- _Exercise details_
Copy each line below without leaving any out.

- _Task data_
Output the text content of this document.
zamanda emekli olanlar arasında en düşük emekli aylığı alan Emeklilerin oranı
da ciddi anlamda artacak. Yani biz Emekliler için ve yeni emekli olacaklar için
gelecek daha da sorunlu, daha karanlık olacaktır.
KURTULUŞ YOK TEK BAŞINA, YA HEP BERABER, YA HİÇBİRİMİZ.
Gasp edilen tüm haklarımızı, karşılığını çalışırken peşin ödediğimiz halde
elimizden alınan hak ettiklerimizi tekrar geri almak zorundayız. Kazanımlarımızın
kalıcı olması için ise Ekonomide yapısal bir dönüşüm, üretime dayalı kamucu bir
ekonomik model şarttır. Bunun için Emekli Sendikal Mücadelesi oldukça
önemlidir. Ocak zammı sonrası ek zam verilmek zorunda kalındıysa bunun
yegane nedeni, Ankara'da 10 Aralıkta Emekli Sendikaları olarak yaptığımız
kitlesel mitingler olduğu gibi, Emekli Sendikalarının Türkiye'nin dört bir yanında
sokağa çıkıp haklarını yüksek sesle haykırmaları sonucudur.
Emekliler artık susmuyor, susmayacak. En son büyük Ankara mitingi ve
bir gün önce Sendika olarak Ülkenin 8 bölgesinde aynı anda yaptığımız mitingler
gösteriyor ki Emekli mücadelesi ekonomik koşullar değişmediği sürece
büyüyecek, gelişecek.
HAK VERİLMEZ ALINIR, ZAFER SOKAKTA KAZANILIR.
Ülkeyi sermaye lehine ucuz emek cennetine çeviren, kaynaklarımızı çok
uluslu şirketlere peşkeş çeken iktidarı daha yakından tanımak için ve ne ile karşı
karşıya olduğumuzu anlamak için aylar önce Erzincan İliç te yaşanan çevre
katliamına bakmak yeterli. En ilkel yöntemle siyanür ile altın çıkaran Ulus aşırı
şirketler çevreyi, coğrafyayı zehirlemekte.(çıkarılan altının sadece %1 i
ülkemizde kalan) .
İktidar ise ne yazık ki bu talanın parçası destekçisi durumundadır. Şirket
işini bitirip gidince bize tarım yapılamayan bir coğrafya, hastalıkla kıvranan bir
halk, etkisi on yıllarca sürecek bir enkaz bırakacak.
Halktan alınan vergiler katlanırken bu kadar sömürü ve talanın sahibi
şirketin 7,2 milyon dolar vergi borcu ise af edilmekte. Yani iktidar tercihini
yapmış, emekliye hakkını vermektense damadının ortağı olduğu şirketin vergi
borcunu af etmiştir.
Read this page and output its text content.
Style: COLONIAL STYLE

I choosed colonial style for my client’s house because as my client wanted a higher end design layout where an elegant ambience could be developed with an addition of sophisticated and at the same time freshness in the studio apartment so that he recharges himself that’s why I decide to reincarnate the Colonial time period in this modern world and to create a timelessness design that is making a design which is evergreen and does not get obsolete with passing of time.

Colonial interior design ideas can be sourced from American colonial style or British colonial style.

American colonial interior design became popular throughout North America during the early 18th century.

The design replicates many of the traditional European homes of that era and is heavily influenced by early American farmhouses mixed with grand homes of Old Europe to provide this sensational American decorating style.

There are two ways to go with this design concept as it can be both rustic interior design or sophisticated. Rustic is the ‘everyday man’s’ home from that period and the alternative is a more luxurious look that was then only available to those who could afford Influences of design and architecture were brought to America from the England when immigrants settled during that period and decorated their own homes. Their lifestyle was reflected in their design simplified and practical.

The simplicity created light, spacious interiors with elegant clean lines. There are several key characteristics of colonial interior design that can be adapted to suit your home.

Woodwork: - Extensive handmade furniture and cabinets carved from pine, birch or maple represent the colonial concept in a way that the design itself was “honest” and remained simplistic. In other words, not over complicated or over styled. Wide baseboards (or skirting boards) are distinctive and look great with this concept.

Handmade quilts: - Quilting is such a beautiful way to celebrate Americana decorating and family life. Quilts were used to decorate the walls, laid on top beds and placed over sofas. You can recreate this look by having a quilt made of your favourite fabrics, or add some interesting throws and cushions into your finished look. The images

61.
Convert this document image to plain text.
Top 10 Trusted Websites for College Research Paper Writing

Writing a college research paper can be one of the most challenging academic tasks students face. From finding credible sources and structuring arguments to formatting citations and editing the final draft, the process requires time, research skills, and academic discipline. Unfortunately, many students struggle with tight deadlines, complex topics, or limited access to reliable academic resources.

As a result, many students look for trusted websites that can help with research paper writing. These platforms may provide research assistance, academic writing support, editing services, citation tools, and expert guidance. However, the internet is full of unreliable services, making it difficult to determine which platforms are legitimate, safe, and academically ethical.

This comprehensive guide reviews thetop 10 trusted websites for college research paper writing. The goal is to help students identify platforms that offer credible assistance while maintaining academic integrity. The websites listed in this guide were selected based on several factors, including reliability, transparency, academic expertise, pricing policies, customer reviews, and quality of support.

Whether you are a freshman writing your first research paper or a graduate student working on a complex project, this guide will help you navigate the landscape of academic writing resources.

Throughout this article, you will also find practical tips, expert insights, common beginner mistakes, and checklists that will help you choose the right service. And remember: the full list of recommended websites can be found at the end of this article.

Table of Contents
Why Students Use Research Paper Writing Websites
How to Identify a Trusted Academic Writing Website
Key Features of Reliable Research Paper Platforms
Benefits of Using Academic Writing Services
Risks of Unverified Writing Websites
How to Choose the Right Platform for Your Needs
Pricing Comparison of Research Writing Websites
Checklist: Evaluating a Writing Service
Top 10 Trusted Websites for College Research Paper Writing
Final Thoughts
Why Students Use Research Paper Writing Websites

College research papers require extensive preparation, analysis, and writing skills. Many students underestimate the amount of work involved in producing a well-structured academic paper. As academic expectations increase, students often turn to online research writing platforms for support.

- _Full output_
Output the text content of this document.
zamanda emekli olanlar arasında en düşük emekli aylığı alan Emeklilerin oranı
da ciddi anlamda artacak. Yani biz Emekliler için ve yeni emekli olacaklar için
gelecek daha da sorunlu, daha karanlık olacaktır.
KURTULUŞ YOK TEK BAŞINA, YA HEP BERABER, YA HİÇBİRİMİZ.
Gasp edilen tüm haklarımızı, karşılığını çalışırken peşin ödediğimiz halde
elimizden alınan hak ettiklerimizi tekrar geri almak zorundayız. Kazanımlarımızın
kalıcı olması için ise Ekonomide yapısal bir dönüşüm, üretime dayalı kamucu bir
ekonomik model şarttır. Bunun için Emekli Sendikal Mücadelesi oldukça
önemlidir. Ocak zammı sonrası ek zam verilmek zorunda kalındıysa bunun
yegane nedeni, Ankara'da 10 Aralıkta Emekli Sendikaları olarak yaptığımız
kitlesel mitingler olduğu gibi, Emekli Sendikalarının Türkiye'nin dört bir yanında
sokağa çıkıp haklarını yüksek sesle haykırmaları sonucudur.
Emekliler artık susmuyor, susmayacak. En son büyük Ankara mitingi ve
bir gün önce Sendika olarak Ülkenin 8 bölgesinde aynı anda yaptığımız mitingler
gösteriyor ki Emekli mücadelesi ekonomik koşullar değişmediği sürece
büyüyecek, gelişecek.
HAK VERİLMEZ ALINIR, ZAFER SOKAKTA KAZANILIR.
Ülkeyi sermaye lehine ucuz emek cennetine çeviren, kaynaklarımızı çok
uluslu şirketlere peşkeş çeken iktidarı daha yakından tanımak için ve ne ile karşı
karşıya olduğumuzu anlamak için aylar önce Erzincan İliç te yaşanan çevre
katliamına bakmak yeterli. En ilkel yöntemle siyanür ile altın çıkaran Ulus aşırı
şirketler çevreyi, coğrafyayı zehirlemekte.(çıkarılan altının sadece %1 i
ülkemizde kalan) .
İktidar ise ne yazık ki bu talanın parçası destekçisi durumundadır. Şirket
işini bitirip gidince bize tarım yapılamayan bir coğrafya, hastalıkla kıvranan bir
halk, etkisi on yıllarca sürecek bir enkaz bırakacak.
Halktan alınan vergiler katlanırken bu kadar sömürü ve talanın sahibi
şirketin 7,2 milyon dolar vergi borcu ise af edilmekte. Yani iktidar tercihini
yapmış, emekliye hakkını vermektense damadının ortağı olduğu şirketin vergi
borcunu af etmiştir.
Read this page and output its text content.
Style: COLONIAL STYLE

I choosed colonial style for my client’s house because as my client wanted a higher end design layout where an elegant ambience could be developed with an addition of sophisticated and at the same time freshness in the studio apartment so that he recharges himself that’s why I decide to reincarnate the Colonial time period in this modern world and to create a timelessness design that is making a design which is evergreen and does not get obsolete with passing of time.

Colonial interior design ideas can be sourced from American colonial style or British colonial style.

American colonial interior design became popular throughout North America during the early 18th century.

The design replicates many of the traditional European homes of that era and is heavily influenced by early American farmhouses mixed with grand homes of Old Europe to provide this sensational American decorating style.

There are two ways to go with this design concept as it can be both rustic interior design or sophisticated. Rustic is the ‘everyday man’s’ home from that period and the alternative is a more luxurious look that was then only available to those who could afford Influences of design and architecture were brought to America from the England when immigrants settled during that period and decorated their own homes. Their lifestyle was reflected in their design simplified and practical.

The simplicity created light, spacious interiors with elegant clean lines. There are several key characteristics of colonial interior design that can be adapted to suit your home.

Woodwork: - Extensive handmade furniture and cabinets carved from pine, birch or maple represent the colonial concept in a way that the design itself was “honest” and remained simplistic. In other words, not over complicated or over styled. Wide baseboards (or skirting boards) are distinctive and look great with this concept.

Handmade quilts: - Quilting is such a beautiful way to celebrate Americana decorating and family life. Quilts were used to decorate the walls, laid on top beds and placed over sofas. You can recreate this look by having a quilt made of your favourite fabrics, or add some interesting throws and cushions into your finished look. The images

61.
Convert this document image to plain text.
Top 10 Trusted Websites for College Research Paper Writing

Writing a college research paper can be one of the most challenging academic tasks students face. From finding credible sources and structuring arguments to formatting citations and editing the final draft, the process requires time, research skills, and academic discipline. Unfortunately, many students struggle with tight deadlines, complex topics, or limited access to reliable academic resources.

As a result, many students look for trusted websites that can help with research paper writing. These platforms may provide research assistance, academic writing support, editing services, citation tools, and expert guidance. However, the internet is full of unreliable services, making it difficult to determine which platforms are legitimate, safe, and academically ethical.

This comprehensive guide reviews thetop 10 trusted websites for college research paper writing. The goal is to help students identify platforms that offer credible assistance while maintaining academic integrity. The websites listed in this guide were selected based on several factors, including reliability, transparency, academic expertise, pricing policies, customer reviews, and quality of support.

Whether you are a freshman writing your first research paper or a graduate student working on a complex project, this guide will help you navigate the landscape of academic writing resources.

Throughout this article, you will also find practical tips, expert insights, common beginner mistakes, and checklists that will help you choose the right service. And remember: the full list of recommended websites can be found at the end of this article.

Table of Contents
Why Students Use Research Paper Writing Websites
How to Identify a Trusted Academic Writing Website
Key Features of Reliable Research Paper Platforms
Benefits of Using Academic Writing Services
Risks of Unverified Writing Websites
How to Choose the Right Platform for Your Needs
Pricing Comparison of Research Writing Websites
Checklist: Evaluating a Writing Service
Top 10 Trusted Websites for College Research Paper Writing
Final Thoughts
Why Students Use Research Paper Writing Websites

College research papers require extensive preparation, analysis, and writing skills. Many students underestimate the amount of work involved in producing a well-structured academic paper. As academic expectations increase, students often turn to online research writing platforms for support.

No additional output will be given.